**TASK OBJECTIVE:** Can you pull out the lines of the data below, starting at its first line and ending with the line that contains "- field-label: Frame", and reproduce them verbatim, both of those lines included?

**Element position data:**
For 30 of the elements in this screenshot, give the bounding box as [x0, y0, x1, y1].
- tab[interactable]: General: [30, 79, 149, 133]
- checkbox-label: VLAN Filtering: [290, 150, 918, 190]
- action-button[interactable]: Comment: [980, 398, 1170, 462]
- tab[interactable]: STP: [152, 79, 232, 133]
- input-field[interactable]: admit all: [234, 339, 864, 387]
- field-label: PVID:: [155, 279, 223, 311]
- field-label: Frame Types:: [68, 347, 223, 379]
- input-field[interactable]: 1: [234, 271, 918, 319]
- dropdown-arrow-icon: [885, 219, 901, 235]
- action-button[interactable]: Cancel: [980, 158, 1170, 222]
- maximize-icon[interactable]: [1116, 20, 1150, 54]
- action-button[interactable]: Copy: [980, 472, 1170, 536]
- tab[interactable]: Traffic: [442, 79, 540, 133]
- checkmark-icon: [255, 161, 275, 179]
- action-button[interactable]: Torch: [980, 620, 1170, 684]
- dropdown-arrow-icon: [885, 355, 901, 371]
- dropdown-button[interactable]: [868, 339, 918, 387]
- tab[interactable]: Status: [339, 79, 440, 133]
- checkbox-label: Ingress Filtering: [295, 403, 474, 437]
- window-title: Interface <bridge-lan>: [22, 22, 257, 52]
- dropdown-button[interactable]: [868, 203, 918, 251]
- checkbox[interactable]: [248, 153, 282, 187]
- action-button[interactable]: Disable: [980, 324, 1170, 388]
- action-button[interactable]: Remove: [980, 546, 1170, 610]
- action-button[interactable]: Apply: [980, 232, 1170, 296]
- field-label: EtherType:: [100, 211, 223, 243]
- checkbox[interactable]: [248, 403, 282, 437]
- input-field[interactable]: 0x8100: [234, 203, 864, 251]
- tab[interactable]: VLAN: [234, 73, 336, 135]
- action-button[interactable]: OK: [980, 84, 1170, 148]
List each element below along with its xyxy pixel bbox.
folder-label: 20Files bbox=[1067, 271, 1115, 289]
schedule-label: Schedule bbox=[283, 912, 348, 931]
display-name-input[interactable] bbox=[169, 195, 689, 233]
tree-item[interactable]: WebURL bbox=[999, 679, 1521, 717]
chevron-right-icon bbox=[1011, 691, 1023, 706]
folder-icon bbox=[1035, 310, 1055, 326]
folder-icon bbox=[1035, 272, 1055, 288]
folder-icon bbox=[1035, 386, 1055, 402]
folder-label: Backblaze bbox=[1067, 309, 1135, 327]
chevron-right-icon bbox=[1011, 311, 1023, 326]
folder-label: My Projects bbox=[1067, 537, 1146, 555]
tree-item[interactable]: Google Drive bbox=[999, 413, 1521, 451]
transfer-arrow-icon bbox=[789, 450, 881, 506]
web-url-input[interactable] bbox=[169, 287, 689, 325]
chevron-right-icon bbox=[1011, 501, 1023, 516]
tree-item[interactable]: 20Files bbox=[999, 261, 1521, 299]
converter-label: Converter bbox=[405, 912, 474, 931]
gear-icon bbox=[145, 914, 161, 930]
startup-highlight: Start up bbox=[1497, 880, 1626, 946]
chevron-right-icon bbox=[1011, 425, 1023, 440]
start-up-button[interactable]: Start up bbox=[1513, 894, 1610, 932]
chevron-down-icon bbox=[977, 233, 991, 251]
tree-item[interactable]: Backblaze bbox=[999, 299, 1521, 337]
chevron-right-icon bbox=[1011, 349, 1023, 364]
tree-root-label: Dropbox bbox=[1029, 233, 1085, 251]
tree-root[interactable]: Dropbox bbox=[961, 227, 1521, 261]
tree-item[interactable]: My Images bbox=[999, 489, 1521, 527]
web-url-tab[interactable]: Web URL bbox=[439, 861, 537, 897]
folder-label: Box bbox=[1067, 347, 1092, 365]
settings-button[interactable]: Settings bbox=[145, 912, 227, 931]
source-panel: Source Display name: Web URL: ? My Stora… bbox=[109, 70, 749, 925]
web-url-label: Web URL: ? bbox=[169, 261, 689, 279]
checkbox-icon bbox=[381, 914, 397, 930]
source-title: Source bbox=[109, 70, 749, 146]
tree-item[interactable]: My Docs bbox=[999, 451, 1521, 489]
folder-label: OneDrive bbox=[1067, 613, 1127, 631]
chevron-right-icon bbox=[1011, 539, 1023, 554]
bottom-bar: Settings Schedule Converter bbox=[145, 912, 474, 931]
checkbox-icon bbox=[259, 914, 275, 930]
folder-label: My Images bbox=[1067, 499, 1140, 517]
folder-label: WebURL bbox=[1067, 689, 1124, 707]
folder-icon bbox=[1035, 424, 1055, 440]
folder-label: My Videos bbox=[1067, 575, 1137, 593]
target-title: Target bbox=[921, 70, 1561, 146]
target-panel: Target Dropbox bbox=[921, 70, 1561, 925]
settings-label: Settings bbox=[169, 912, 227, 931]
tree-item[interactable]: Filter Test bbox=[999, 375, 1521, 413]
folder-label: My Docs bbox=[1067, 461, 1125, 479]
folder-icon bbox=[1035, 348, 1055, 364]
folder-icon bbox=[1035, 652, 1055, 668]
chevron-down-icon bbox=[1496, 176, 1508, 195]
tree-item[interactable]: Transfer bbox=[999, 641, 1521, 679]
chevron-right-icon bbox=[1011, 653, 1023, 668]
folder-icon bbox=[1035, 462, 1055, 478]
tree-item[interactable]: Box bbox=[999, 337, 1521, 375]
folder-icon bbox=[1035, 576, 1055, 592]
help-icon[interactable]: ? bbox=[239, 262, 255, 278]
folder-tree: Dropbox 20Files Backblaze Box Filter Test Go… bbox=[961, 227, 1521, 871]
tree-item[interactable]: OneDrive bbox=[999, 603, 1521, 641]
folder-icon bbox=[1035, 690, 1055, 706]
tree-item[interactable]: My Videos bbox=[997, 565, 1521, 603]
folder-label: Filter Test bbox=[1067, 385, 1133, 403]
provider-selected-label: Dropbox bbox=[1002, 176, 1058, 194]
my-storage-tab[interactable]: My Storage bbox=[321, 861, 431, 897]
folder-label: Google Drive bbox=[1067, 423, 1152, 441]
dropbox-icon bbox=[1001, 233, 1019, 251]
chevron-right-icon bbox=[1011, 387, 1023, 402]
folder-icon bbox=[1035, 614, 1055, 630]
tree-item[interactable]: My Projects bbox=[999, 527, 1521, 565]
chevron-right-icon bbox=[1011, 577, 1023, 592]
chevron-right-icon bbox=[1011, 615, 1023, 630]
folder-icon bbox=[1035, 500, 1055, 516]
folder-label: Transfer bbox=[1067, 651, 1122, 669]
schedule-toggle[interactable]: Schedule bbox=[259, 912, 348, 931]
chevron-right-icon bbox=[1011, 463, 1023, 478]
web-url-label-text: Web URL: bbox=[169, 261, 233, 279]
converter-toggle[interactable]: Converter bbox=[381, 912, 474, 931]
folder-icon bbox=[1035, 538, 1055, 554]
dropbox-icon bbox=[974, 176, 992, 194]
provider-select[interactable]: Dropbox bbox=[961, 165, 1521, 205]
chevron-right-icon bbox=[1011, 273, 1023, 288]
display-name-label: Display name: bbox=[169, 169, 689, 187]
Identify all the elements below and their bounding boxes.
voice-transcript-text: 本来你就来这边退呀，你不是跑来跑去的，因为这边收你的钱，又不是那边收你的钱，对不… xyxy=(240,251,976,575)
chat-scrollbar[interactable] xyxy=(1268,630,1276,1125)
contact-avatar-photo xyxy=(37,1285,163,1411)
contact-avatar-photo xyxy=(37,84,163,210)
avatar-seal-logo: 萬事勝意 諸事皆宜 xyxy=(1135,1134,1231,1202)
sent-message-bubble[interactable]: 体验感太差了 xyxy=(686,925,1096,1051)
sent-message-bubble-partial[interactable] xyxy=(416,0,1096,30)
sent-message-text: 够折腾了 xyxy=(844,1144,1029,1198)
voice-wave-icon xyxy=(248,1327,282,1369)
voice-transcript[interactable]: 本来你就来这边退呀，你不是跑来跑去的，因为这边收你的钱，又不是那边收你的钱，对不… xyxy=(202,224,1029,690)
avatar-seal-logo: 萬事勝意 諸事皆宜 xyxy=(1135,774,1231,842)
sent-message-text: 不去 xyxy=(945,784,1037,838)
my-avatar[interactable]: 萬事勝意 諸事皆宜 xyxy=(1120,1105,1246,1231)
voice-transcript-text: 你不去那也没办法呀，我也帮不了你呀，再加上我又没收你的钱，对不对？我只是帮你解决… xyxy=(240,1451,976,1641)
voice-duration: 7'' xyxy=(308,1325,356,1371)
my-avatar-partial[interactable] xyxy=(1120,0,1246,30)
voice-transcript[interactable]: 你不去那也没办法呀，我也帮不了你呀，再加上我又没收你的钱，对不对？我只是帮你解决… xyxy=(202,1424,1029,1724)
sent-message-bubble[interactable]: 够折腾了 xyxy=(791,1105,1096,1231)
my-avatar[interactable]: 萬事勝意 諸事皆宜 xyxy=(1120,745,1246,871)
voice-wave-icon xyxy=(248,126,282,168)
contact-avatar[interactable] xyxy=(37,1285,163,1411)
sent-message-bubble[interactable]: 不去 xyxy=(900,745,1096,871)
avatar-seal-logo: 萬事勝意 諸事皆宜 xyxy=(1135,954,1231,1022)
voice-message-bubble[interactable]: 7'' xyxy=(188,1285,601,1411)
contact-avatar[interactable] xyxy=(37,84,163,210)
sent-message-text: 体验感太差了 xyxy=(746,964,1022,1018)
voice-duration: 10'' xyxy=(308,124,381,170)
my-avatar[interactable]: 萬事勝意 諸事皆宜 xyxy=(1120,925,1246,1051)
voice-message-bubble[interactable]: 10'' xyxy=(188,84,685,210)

**RESPONSE FOR THIS EXERCISE:**
For 30 of the elements in this screenshot, give the bounding box as [x0, y0, x1, y1].
- tab[interactable]: General: [30, 79, 149, 133]
- checkbox-label: VLAN Filtering: [290, 150, 918, 190]
- action-button[interactable]: Comment: [980, 398, 1170, 462]
- tab[interactable]: STP: [152, 79, 232, 133]
- input-field[interactable]: admit all: [234, 339, 864, 387]
- field-label: PVID:: [155, 279, 223, 311]
- field-label: Frame Types:: [68, 347, 223, 379]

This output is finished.